____ Provided material

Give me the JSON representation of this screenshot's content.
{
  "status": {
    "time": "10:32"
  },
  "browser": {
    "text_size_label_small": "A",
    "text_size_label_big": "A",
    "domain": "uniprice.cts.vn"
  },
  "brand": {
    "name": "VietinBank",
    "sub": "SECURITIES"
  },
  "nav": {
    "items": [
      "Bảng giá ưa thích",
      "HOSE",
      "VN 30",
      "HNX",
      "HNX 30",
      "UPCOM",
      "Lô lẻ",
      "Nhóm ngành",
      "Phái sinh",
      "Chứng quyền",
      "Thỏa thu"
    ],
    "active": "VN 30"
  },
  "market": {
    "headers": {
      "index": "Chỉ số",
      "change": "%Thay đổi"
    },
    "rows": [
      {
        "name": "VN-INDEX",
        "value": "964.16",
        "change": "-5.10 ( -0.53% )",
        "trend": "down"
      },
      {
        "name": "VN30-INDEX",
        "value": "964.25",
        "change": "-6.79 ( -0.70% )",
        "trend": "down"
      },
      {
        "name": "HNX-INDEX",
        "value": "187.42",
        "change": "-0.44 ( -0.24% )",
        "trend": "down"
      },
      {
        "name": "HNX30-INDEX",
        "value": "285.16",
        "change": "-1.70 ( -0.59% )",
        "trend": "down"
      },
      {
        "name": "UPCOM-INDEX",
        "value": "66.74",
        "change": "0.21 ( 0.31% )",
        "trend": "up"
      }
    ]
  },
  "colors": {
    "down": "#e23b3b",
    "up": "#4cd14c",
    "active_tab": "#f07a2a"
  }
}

________
____ Provided material

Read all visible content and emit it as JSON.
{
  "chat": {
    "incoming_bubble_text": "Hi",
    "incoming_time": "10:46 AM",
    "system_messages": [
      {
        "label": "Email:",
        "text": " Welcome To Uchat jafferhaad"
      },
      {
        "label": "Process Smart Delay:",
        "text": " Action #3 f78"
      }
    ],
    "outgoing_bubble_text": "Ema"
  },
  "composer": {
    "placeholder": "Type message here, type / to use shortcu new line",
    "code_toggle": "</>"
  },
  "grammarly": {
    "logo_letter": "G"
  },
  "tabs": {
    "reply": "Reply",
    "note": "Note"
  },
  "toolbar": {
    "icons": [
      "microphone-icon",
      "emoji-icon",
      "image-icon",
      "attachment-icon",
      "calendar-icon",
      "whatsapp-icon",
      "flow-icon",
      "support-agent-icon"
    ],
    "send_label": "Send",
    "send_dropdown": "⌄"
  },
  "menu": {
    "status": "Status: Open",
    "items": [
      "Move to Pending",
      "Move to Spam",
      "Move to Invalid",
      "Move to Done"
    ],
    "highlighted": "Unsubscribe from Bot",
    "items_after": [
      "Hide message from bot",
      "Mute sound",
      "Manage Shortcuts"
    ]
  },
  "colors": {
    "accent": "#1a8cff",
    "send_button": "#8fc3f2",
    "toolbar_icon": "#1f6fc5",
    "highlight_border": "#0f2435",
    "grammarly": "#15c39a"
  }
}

________
____ Provided material

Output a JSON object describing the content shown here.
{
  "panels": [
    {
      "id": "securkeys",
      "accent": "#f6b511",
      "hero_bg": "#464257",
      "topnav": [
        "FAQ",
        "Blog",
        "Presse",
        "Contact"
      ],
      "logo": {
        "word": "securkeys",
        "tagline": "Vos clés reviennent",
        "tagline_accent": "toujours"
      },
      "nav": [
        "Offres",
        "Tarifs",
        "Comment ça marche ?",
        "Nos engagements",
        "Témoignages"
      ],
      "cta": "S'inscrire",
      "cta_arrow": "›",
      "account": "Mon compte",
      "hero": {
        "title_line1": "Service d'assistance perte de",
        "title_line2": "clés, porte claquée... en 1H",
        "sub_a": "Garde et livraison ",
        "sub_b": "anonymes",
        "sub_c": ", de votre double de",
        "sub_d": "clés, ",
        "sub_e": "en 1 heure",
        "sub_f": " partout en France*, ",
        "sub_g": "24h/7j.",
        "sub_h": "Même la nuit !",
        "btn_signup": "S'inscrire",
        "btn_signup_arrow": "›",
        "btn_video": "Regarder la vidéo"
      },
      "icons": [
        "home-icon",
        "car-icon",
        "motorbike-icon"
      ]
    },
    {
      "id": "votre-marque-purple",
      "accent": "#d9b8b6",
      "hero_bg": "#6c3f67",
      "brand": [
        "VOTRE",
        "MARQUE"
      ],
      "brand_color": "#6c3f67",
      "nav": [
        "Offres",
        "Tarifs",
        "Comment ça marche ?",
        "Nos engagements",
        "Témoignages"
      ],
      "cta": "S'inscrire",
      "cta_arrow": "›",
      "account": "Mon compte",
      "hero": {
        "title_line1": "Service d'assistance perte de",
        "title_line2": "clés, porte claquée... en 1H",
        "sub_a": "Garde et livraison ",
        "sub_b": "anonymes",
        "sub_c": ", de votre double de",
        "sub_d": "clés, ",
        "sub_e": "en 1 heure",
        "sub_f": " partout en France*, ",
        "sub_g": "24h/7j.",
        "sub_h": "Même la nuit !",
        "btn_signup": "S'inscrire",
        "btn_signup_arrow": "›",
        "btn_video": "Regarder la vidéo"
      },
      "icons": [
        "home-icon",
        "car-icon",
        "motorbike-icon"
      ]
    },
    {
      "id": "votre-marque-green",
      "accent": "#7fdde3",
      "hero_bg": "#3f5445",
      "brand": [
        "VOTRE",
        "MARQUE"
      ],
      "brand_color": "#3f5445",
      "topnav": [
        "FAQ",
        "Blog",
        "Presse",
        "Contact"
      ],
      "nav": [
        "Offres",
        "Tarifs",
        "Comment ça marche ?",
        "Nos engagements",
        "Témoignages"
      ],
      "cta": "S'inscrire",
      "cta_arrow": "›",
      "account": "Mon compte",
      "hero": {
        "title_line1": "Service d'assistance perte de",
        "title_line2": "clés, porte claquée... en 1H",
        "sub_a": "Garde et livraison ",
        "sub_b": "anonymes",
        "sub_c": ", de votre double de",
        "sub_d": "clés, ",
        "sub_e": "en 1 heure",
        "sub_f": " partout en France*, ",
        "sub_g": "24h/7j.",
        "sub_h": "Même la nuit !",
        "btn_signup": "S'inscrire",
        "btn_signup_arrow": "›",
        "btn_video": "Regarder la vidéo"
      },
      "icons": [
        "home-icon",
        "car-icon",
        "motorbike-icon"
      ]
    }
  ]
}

________

= Task brief =
What is the number of lines in the records above that include the word "value"? Reply with that number and nothing more.

= The completed task =
5